Exercise requirements:
Retype exactly the lines that run from the line with "What text is on this page?" to the final line of the entries, keeping both ends and nothing else.

Provided information:
───

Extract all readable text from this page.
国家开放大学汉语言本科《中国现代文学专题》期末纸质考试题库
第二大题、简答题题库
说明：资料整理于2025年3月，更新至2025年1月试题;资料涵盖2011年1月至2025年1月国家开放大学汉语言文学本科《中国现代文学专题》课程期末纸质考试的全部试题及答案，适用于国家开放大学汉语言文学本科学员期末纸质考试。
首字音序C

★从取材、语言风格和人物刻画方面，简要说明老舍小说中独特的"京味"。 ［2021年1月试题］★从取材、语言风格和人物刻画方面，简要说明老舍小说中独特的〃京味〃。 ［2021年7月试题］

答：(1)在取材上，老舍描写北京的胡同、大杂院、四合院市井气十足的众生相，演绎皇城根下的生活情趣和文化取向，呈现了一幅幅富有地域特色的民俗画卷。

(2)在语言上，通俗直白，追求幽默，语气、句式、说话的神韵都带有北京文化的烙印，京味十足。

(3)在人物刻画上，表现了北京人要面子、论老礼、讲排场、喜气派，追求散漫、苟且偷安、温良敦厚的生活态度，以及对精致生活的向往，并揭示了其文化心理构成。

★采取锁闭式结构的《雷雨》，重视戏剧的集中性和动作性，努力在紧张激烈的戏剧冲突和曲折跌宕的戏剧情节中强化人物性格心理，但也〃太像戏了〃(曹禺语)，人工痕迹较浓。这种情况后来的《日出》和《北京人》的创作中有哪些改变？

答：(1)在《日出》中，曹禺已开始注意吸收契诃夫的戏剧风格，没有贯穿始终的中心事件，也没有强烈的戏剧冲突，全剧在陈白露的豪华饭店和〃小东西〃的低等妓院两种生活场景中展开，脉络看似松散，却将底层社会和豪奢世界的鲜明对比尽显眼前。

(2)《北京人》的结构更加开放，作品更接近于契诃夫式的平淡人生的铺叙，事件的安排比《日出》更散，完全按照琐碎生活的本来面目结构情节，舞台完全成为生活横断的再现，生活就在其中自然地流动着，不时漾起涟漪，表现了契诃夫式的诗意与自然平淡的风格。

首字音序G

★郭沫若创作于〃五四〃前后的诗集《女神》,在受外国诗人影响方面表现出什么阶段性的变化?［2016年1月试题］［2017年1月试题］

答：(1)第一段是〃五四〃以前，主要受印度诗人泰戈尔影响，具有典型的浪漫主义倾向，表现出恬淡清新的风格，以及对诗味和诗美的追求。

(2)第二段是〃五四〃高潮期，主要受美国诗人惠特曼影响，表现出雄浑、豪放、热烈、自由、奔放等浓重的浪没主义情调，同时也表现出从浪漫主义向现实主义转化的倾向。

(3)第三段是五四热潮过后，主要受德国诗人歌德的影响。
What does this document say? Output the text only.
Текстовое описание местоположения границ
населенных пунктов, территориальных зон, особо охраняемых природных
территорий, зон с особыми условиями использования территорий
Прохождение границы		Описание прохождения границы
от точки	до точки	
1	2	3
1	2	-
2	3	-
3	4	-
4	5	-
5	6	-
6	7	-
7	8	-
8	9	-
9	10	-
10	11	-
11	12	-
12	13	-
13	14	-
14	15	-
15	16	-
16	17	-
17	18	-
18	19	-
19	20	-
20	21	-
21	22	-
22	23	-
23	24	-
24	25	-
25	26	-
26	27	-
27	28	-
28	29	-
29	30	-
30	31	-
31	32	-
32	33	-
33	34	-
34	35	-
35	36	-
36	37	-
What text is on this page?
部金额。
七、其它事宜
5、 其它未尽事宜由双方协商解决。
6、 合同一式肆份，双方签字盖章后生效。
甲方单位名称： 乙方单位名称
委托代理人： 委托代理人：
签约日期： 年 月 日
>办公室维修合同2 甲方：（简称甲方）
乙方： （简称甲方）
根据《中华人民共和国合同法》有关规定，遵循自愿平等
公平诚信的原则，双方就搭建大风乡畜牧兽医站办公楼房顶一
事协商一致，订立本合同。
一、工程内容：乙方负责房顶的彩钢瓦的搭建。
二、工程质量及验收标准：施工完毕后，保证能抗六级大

───

The response:
What text is on this page?
部金额。
七、其它事宜
5、 其它未尽事宜由双方协商解决。
6、 合同一式肆份，双方签字盖章后生效。
甲方单位名称： 乙方单位名称
委托代理人： 委托代理人：
签约日期： 年 月 日
>办公室维修合同2 甲方：（简称甲方）
乙方： （简称甲方）
根据《中华人民共和国合同法》有关规定，遵循自愿平等
公平诚信的原则，双方就搭建大风乡畜牧兽医站办公楼房顶一
事协商一致，订立本合同。
一、工程内容：乙方负责房顶的彩钢瓦的搭建。
二、工程质量及验收标准：施工完毕后，保证能抗六级大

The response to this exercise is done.